(Given problem) Check every line below for the word "text" and copy the ones that have it.

A run of records:
==*==

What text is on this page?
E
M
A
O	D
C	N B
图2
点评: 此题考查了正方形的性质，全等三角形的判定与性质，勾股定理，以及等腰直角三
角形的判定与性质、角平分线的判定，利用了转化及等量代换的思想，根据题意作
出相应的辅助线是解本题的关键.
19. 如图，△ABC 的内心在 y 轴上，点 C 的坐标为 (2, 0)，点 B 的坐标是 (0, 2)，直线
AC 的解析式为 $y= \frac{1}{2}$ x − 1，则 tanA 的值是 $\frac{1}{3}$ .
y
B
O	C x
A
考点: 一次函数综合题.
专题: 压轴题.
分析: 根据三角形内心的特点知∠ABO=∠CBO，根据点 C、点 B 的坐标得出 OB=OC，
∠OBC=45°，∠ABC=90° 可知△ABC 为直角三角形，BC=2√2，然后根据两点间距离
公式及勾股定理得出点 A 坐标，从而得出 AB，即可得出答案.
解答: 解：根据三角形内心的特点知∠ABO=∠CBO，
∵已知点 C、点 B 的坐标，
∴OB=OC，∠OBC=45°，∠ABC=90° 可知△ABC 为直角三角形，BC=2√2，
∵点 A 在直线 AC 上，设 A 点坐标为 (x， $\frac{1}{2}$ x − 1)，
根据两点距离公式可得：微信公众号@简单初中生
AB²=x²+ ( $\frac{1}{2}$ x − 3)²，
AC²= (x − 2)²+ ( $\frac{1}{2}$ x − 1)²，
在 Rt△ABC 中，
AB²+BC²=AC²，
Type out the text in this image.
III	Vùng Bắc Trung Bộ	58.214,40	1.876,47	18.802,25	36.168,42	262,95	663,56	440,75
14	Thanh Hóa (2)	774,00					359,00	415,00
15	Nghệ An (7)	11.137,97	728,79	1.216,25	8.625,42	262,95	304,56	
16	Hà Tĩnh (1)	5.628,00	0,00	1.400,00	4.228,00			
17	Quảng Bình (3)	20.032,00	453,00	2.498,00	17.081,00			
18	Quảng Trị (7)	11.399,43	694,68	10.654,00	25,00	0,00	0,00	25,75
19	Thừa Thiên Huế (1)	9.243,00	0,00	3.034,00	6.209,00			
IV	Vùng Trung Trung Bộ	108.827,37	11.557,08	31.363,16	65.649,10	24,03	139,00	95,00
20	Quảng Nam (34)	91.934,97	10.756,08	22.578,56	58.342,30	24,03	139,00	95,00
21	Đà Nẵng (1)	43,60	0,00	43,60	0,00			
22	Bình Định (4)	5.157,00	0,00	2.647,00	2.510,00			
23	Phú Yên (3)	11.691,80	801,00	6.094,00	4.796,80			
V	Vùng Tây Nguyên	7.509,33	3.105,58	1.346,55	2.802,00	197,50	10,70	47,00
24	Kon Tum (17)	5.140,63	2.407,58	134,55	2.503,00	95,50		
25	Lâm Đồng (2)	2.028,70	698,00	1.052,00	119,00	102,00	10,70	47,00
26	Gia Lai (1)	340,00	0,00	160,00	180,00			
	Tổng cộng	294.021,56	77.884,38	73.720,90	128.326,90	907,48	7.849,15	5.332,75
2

==*==

(Solution to this problem)
What text is on this page?
Type out the text in this image.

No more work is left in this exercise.